* Given exercise
Omit all pictures. Copy the rest of the material exactly.

* Materials provided
==================================================

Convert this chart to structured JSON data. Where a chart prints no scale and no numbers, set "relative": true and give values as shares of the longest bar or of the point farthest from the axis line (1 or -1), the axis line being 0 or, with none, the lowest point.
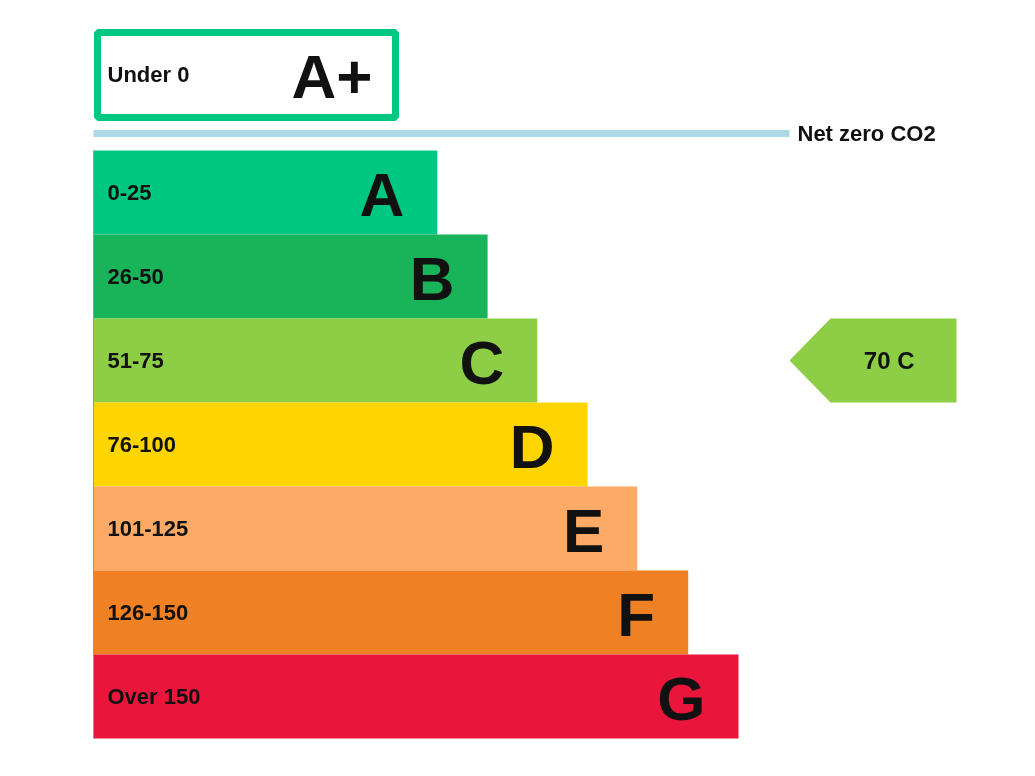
{
  "chart_data": {
    "type": "bar",
    "orientation": "horizontal",
    "relative": true,
    "categories": [
      "0-25",
      "26-50",
      "51-75",
      "76-100",
      "101-125",
      "126-150",
      "Over 150"
    ],
    "values": [
      0.533,
      0.611,
      0.688,
      0.766,
      0.843,
      0.922,
      1.0
    ],
    "colors": [
      "#00c781",
      "#19b459",
      "#8dce46",
      "#ffd500",
      "#fcaa65",
      "#ef8023",
      "#e9153b"
    ],
    "annotations": [
      "Under 0",
      "A+",
      "Net zero CO2",
      "70  C",
      "A",
      "B",
      "C",
      "D",
      "E",
      "F",
      "G"
    ]
  }
}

==================================================

* Written solution
Convert this chart to structured JSON data. Where a chart prints no scale and no numbers, set "relative": true and give values as shares of the longest bar or of the point farthest from the axis line (1 or -1), the axis line being 0 or, with none, the lowest point.
{
  "chart_data": {
    "type": "bar",
    "orientation": "horizontal",
    "relative": true,
    "categories": [
      "0-25",
      "26-50",
      "51-75",
      "76-100",
      "101-125",
      "126-150",
      "Over 150"
    ],
    "values": [
      0.533,
      0.611,
      0.688,
      0.766,
      0.843,
      0.922,
      1.0
    ],
    "colors": [
      "#00c781",
      "#19b459",
      "#8dce46",
      "#ffd500",
      "#fcaa65",
      "#ef8023",
      "#e9153b"
    ],
    "annotations": [
      "Under 0",
      "A+",
      "Net zero CO2",
      "70  C",
      "A",
      "B",
      "C",
      "D",
      "E",
      "F",
      "G"
    ]
  }
}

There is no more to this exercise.